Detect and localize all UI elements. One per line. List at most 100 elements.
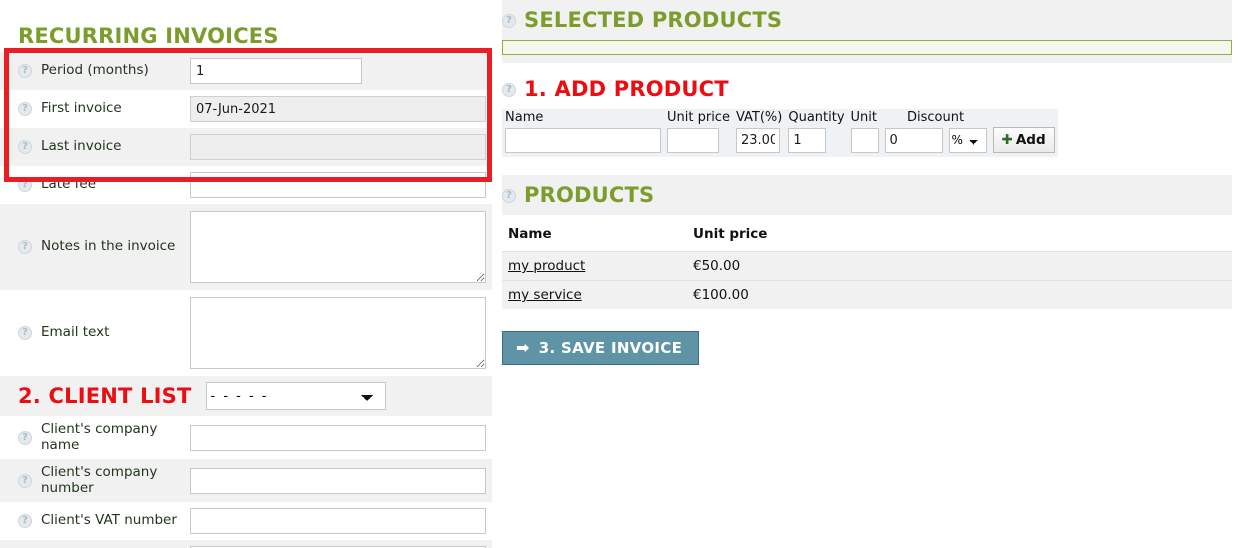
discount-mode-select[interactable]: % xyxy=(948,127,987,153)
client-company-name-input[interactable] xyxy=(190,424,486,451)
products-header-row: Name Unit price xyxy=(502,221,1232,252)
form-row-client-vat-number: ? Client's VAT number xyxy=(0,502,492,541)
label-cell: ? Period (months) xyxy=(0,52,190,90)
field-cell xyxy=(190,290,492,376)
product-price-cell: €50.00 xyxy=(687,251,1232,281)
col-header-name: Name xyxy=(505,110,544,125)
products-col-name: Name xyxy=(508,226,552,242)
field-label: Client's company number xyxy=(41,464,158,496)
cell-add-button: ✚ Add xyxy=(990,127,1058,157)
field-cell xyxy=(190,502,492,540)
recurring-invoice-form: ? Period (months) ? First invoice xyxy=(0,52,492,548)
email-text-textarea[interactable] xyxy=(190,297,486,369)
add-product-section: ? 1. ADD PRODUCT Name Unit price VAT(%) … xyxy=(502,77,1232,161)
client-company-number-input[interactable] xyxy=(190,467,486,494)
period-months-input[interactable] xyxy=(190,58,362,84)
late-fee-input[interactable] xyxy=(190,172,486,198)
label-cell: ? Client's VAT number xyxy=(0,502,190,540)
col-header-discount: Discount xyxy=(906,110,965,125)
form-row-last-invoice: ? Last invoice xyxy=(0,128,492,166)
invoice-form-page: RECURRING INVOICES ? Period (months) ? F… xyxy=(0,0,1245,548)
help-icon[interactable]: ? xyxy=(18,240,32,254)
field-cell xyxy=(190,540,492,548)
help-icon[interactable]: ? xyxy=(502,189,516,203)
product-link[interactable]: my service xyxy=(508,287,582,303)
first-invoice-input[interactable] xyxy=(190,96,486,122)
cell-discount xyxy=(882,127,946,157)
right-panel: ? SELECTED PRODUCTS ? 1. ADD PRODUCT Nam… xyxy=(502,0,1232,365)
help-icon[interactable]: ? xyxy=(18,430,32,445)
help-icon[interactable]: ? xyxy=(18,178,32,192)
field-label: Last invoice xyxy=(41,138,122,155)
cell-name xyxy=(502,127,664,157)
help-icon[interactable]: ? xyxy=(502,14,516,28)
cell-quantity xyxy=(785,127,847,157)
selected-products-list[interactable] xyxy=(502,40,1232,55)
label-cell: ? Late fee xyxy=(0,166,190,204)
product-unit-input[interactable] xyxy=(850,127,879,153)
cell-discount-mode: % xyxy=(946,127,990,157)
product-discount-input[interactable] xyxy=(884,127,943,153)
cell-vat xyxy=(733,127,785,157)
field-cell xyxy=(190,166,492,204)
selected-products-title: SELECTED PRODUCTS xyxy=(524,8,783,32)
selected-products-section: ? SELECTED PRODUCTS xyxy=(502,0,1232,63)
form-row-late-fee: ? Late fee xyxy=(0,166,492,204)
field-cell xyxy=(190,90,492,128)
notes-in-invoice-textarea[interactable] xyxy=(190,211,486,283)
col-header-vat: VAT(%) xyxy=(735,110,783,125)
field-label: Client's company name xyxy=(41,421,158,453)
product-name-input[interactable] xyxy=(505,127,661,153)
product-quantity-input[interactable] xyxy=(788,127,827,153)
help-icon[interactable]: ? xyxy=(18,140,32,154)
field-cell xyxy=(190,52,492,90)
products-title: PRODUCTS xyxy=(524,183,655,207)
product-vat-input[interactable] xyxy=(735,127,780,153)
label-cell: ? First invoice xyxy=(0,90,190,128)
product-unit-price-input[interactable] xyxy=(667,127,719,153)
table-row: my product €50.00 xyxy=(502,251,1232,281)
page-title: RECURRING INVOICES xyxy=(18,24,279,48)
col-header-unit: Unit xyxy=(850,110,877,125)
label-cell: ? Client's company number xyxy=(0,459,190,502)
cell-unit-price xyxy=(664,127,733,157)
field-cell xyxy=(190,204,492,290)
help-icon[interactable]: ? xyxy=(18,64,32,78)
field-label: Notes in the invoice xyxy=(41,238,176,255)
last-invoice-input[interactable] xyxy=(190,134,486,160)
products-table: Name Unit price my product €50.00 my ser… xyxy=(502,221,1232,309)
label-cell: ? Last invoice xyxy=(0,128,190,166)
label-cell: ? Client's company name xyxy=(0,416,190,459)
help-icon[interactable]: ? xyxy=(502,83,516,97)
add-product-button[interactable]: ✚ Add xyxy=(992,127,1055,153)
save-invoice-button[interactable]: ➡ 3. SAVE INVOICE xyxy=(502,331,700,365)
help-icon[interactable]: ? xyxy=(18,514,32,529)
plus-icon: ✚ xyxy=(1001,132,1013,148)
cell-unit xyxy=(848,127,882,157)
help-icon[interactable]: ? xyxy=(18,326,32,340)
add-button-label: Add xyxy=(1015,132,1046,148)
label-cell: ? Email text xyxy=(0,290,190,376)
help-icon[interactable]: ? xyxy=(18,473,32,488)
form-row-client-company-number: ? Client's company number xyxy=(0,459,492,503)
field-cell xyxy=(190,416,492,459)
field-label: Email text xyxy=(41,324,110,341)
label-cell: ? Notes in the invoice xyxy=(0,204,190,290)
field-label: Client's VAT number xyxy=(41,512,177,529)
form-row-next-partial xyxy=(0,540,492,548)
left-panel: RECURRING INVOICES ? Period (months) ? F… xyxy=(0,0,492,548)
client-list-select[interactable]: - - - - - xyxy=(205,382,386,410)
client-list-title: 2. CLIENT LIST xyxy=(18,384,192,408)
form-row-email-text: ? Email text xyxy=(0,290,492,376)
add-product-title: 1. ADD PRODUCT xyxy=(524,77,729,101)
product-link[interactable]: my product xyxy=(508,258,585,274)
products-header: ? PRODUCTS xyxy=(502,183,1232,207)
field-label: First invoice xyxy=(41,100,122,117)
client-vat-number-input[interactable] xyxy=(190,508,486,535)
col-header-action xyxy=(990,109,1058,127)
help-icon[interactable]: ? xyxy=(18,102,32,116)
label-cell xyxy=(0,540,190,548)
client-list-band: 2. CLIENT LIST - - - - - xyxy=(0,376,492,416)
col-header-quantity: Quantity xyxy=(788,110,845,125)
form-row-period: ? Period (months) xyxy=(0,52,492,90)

—————

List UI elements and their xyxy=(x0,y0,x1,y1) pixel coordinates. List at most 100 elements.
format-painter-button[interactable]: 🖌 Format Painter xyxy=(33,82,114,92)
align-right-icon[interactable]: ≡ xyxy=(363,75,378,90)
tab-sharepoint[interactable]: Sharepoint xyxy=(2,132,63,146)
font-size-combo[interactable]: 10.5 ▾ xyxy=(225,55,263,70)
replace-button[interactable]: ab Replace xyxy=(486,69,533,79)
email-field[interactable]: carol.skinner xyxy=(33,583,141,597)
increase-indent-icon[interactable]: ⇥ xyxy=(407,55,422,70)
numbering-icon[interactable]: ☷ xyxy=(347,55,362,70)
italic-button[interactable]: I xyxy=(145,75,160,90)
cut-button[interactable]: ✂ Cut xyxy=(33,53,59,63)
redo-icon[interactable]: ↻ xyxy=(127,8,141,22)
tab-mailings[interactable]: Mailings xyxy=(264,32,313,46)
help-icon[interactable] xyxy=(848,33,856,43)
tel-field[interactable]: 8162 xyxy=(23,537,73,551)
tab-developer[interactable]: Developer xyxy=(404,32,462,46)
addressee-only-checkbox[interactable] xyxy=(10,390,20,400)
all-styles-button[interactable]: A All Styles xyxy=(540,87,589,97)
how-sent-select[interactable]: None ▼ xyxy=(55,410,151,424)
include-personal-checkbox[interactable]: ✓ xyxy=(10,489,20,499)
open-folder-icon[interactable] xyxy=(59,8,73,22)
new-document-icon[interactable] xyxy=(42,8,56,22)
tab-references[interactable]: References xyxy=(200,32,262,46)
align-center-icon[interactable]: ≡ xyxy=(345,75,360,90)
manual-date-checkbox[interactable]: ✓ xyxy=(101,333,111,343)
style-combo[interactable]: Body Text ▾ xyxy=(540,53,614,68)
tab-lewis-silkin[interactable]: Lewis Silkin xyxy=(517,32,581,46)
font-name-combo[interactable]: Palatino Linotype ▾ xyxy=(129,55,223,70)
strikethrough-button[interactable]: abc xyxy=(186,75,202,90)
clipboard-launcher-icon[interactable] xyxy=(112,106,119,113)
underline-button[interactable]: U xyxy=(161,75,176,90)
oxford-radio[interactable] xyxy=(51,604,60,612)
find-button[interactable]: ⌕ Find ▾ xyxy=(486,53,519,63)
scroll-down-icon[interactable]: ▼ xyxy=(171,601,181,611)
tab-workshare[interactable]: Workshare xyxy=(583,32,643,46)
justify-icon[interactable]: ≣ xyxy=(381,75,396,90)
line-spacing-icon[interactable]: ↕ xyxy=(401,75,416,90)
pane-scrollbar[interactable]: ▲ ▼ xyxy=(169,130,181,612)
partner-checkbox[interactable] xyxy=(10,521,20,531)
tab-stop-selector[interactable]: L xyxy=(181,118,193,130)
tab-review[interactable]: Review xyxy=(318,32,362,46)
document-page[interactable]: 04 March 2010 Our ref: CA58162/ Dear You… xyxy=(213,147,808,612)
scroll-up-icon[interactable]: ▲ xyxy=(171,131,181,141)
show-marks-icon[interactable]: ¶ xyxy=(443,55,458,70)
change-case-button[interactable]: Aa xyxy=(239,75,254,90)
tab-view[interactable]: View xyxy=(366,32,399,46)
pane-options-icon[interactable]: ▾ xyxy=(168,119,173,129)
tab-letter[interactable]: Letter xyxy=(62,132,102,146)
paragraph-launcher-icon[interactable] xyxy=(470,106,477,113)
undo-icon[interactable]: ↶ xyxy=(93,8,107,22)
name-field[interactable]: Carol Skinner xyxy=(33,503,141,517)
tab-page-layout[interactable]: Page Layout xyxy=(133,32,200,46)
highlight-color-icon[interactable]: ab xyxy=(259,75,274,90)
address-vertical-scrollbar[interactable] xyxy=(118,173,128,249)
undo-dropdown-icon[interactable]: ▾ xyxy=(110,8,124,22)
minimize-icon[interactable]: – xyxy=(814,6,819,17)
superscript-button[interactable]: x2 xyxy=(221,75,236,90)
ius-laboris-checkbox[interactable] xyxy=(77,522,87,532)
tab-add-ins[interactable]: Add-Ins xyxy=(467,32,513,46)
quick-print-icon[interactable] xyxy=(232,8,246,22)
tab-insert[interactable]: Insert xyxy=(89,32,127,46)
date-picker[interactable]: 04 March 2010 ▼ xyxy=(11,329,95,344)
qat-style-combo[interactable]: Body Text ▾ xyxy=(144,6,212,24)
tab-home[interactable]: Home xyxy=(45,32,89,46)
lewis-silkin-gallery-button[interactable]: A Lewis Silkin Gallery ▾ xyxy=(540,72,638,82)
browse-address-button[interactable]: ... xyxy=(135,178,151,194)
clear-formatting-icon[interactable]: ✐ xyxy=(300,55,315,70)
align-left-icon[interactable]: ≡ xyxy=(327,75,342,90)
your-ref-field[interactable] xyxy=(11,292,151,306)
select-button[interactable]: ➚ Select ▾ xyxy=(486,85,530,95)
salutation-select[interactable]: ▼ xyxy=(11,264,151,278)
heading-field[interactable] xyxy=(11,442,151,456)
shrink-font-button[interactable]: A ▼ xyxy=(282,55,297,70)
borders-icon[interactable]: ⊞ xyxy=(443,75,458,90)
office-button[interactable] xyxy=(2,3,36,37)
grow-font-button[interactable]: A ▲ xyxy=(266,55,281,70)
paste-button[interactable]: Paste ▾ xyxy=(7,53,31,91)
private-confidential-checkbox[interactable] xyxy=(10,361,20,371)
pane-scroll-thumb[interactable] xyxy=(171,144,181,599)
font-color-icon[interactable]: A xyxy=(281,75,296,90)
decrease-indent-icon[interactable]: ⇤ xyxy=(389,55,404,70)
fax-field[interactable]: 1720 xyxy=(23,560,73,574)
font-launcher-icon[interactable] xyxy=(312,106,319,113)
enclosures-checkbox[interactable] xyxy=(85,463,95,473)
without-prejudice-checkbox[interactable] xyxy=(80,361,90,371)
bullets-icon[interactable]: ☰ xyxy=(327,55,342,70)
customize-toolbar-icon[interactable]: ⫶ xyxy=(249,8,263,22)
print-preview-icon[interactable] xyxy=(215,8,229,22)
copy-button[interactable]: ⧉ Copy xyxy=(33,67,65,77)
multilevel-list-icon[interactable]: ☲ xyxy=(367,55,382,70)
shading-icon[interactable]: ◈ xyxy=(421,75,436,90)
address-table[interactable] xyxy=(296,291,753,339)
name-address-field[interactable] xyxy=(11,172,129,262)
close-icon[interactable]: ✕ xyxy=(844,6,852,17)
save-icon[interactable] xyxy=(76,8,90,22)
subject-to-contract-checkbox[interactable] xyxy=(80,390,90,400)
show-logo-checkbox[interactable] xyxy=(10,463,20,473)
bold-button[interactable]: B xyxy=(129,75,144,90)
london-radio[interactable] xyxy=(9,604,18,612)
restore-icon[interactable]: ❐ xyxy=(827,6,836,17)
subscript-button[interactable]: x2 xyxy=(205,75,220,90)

—————

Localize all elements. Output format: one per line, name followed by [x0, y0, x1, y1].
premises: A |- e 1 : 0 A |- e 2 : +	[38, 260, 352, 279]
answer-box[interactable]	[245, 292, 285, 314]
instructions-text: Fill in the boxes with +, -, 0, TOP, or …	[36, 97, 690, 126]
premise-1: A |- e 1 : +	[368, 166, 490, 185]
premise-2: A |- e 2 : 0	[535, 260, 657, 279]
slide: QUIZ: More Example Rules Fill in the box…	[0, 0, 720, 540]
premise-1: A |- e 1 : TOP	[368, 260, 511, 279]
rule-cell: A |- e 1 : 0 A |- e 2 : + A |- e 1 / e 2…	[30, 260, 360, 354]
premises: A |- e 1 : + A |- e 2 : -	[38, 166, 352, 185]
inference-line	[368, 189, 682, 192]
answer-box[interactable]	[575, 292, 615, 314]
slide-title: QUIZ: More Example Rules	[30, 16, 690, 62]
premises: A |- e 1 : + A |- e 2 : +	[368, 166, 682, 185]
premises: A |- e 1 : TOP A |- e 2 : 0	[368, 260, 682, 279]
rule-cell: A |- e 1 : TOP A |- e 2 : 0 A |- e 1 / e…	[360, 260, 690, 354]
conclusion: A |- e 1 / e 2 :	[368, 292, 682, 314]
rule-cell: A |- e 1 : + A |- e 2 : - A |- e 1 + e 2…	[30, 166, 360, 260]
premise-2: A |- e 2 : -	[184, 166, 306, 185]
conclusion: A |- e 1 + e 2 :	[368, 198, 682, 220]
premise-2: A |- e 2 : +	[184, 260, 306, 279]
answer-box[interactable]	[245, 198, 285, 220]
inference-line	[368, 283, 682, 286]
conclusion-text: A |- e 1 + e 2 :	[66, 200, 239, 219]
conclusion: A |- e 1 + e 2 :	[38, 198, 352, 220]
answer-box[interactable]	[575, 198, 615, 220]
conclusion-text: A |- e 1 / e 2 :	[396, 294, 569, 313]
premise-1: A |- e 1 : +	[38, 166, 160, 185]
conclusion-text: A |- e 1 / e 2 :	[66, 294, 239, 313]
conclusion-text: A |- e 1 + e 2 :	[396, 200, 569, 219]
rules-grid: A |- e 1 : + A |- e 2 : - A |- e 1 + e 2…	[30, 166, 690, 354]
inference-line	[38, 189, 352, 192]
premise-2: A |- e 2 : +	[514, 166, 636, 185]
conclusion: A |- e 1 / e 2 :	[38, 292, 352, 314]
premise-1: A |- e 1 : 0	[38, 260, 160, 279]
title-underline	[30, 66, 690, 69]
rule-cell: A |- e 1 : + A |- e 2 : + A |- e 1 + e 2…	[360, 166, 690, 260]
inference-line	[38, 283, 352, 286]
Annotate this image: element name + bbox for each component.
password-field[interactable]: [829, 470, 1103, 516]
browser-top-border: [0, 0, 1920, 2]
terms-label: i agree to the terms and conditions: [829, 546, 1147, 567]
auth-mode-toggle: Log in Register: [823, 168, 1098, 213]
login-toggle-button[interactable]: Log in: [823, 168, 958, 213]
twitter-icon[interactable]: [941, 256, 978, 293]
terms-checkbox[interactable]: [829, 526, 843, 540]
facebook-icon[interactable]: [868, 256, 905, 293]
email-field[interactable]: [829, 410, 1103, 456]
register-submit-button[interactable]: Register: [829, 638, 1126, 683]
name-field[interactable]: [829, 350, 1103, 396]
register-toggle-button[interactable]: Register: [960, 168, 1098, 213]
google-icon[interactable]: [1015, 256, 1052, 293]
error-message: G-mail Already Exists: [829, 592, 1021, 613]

—————

** Task prompt **
Put the lines between the one holding "discount-mode-select[interactable]: % xyxy=(948,127,987,153)" and the one holding "form-row-last-invoice: ? Last", inclusive, into a Markdown table with the columns No. and Line. Number each row and leave out any blank lines.

** Task answer **
| No. | Line |
|---|---|
| 1 | discount-mode-select[interactable]: % xyxy=(948,127,987,153) |
| 2 | client-company-name-input[interactable] xyxy=(190,424,486,451) |
| 3 | products-header-row: Name Unit price xyxy=(502,221,1232,252) |
| 4 | form-row-client-vat-number: ? Client's VAT number xyxy=(0,502,492,541) |
| 5 | label-cell: ? Period (months) xyxy=(0,52,190,90) |
| 6 | field-cell xyxy=(190,290,492,376) |
| 7 | product-price-cell: €50.00 xyxy=(687,251,1232,281) |
| 8 | col-header-name: Name xyxy=(505,110,544,125) |
| 9 | products-col-name: Name xyxy=(508,226,552,242) |
| 10 | field-label: Client's company number xyxy=(41,464,158,496) |
| 11 | cell-add-button: ✚ Add xyxy=(990,127,1058,157) |
| 12 | field-cell xyxy=(190,502,492,540) |
| 13 | recurring-invoice-form: ? Period (months) ? First invoice xyxy=(0,52,492,548) |
| 14 | email-text-textarea[interactable] xyxy=(190,297,486,369) |
| 15 | add-product-section: ? 1. ADD PRODUCT Name Unit price VAT(%) … xyxy=(502,77,1232,161) |
| 16 | client-company-number-input[interactable] xyxy=(190,467,486,494) |
| 17 | period-months-input[interactable] xyxy=(190,58,362,84) |
| 18 | late-fee-input[interactable] xyxy=(190,172,486,198) |
| 19 | label-cell: ? Client's VAT number xyxy=(0,502,190,540) |
| 20 | col-header-discount: Discount xyxy=(906,110,965,125) |
| 21 | form-row-last-invoice: ? Last invoice xyxy=(0,128,492,166) |